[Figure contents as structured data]
§ §

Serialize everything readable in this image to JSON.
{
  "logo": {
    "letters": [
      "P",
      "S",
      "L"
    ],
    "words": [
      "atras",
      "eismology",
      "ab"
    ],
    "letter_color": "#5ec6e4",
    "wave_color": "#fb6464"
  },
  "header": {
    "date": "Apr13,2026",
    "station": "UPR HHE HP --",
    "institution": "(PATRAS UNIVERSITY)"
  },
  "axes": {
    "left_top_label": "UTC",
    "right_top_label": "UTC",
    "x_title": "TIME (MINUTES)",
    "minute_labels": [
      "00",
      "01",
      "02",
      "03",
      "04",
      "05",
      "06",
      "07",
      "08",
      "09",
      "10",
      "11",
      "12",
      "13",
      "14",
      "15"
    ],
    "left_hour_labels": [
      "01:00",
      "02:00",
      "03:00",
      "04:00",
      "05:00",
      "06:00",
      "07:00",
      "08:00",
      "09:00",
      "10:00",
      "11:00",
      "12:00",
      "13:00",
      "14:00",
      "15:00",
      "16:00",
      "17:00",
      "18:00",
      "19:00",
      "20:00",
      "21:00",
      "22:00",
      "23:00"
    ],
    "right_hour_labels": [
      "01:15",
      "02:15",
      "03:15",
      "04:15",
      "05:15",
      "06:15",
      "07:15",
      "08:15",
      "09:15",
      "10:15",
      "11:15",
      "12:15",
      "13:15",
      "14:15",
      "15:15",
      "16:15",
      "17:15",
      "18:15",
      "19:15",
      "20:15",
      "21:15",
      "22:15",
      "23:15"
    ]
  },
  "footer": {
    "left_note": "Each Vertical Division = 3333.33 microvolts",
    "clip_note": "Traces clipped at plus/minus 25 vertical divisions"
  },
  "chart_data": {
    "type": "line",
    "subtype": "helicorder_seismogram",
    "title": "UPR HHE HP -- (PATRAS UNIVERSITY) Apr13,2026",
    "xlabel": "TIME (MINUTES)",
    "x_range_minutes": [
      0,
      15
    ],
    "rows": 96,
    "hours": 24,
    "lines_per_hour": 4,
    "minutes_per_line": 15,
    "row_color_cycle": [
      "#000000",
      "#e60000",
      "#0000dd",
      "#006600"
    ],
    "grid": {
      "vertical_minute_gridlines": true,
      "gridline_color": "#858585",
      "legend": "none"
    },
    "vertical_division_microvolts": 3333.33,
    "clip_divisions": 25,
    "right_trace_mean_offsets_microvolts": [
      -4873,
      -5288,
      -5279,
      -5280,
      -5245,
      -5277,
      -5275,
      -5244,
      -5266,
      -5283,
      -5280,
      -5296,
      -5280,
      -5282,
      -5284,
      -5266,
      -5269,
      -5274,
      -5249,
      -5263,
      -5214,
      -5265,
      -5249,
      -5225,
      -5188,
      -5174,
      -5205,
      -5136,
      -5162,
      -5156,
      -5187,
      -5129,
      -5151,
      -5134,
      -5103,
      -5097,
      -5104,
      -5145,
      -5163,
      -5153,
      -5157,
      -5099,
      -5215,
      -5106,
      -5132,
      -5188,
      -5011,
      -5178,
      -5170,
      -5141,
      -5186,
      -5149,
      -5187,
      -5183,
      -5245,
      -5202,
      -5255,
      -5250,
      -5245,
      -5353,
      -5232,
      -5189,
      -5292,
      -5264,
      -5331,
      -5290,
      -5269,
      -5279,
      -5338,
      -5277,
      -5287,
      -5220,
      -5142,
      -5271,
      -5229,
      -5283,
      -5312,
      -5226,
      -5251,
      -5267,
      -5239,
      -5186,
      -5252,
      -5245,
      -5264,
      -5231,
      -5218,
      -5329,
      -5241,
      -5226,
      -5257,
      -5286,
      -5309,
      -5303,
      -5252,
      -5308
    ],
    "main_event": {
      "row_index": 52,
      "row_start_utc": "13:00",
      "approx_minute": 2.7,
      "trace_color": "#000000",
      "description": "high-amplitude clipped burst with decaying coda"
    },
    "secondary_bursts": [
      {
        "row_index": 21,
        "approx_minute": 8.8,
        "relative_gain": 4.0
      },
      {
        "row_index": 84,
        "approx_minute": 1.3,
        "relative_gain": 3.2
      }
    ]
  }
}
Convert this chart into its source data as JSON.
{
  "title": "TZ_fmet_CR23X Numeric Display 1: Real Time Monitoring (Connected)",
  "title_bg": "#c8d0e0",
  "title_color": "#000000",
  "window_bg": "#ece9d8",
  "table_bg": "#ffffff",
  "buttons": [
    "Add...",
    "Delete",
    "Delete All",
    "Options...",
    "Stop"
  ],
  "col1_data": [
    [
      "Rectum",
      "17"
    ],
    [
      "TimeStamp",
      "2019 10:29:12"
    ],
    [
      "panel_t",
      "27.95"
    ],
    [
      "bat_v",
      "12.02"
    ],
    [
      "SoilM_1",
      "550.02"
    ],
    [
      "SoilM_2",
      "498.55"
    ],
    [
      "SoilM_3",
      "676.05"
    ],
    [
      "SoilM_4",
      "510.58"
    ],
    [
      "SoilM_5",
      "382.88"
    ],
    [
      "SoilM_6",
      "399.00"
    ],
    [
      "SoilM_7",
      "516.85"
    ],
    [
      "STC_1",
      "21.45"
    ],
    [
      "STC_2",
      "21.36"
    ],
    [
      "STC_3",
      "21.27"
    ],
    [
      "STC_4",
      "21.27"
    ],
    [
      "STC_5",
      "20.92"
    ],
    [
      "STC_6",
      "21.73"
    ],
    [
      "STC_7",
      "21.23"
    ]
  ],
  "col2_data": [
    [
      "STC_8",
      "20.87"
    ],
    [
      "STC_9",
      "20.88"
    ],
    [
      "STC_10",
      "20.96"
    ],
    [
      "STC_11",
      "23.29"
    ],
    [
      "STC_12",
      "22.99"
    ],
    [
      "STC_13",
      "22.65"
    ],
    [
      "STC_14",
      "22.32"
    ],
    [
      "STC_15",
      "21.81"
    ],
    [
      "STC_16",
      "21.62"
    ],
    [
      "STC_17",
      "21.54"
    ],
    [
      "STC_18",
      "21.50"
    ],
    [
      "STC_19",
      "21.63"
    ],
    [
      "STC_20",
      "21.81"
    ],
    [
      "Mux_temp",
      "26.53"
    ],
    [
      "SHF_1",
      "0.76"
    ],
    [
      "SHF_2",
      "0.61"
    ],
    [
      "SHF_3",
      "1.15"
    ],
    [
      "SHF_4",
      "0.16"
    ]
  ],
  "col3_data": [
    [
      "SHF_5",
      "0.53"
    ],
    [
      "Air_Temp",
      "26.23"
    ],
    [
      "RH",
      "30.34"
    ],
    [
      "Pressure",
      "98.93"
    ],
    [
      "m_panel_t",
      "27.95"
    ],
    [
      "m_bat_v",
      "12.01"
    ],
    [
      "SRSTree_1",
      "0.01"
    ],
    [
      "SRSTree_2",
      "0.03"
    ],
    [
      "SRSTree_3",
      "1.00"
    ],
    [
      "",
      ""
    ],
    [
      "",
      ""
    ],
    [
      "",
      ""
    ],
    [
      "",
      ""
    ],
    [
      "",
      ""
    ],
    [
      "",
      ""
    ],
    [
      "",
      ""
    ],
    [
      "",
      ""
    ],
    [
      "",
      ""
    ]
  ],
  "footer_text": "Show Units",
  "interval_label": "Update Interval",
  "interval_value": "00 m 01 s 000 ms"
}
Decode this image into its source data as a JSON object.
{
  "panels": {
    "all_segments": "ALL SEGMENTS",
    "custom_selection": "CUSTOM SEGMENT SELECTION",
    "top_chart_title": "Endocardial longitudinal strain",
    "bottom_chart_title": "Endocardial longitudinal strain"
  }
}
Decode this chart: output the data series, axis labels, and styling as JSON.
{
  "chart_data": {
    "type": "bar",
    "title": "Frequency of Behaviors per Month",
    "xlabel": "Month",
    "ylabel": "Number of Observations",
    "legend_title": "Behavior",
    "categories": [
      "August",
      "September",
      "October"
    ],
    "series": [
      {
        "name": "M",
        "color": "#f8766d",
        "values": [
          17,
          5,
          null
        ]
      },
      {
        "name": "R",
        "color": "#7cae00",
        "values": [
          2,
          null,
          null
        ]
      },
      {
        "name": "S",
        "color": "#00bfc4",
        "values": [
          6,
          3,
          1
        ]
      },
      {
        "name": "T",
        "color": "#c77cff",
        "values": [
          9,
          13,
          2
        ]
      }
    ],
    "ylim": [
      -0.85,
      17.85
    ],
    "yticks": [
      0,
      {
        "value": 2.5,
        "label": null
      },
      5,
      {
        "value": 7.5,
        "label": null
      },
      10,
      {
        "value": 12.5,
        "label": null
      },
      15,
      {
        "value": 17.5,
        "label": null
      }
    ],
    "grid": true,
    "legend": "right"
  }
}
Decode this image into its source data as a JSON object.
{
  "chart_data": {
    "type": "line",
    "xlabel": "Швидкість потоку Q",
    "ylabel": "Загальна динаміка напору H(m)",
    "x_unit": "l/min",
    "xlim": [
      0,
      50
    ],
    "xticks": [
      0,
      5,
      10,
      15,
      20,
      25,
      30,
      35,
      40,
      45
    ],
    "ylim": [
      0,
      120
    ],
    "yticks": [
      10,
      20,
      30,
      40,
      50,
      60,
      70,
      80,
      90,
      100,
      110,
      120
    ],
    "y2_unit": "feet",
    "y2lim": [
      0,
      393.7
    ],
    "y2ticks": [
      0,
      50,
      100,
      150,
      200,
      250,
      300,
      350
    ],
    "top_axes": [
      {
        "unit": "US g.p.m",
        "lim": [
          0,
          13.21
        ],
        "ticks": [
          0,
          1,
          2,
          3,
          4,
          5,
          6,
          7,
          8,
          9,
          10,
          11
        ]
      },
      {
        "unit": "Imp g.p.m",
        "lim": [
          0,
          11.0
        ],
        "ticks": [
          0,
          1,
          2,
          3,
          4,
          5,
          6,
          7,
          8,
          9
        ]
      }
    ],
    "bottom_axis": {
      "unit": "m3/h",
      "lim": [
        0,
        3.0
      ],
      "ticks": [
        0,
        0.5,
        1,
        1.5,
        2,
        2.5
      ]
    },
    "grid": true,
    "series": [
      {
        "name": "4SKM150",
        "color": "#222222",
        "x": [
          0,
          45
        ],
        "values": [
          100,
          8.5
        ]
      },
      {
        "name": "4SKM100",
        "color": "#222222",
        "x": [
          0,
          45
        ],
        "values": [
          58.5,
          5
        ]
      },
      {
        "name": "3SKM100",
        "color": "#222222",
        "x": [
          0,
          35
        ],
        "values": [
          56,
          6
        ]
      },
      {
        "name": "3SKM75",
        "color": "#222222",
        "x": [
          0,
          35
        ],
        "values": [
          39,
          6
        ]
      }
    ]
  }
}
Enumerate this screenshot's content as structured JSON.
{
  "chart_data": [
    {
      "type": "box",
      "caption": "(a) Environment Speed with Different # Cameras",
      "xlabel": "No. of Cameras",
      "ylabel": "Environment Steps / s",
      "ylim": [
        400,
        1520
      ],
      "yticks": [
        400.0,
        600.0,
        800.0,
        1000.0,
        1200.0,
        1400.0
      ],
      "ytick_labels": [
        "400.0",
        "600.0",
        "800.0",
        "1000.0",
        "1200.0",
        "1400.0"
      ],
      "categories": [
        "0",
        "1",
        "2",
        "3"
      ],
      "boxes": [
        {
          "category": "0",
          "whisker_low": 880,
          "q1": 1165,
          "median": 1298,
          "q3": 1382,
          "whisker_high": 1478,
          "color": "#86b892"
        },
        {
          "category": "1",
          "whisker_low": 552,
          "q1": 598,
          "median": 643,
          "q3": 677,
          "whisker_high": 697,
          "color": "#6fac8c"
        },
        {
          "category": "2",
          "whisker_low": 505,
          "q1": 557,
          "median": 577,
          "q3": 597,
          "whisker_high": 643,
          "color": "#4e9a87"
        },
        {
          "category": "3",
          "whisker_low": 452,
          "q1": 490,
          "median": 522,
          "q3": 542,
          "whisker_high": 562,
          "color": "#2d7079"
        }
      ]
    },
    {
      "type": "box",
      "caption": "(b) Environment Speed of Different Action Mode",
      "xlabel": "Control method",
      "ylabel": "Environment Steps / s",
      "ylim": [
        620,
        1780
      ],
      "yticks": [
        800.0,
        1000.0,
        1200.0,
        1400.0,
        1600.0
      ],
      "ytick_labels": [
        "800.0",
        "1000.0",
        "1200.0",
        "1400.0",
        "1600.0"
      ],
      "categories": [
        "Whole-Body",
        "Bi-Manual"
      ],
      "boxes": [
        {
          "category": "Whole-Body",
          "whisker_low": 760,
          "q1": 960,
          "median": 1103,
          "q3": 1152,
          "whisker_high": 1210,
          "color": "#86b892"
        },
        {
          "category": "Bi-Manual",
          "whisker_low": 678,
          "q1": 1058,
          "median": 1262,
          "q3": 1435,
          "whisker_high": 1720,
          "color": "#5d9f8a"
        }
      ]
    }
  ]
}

§ §

Exercise goal ▸ Pick out every line above that holds the word "Different" and copy it.

Response ▸
      "caption": "(a) Environment Speed with Different # Cameras",
      "caption": "(b) Environment Speed of Different Action Mode",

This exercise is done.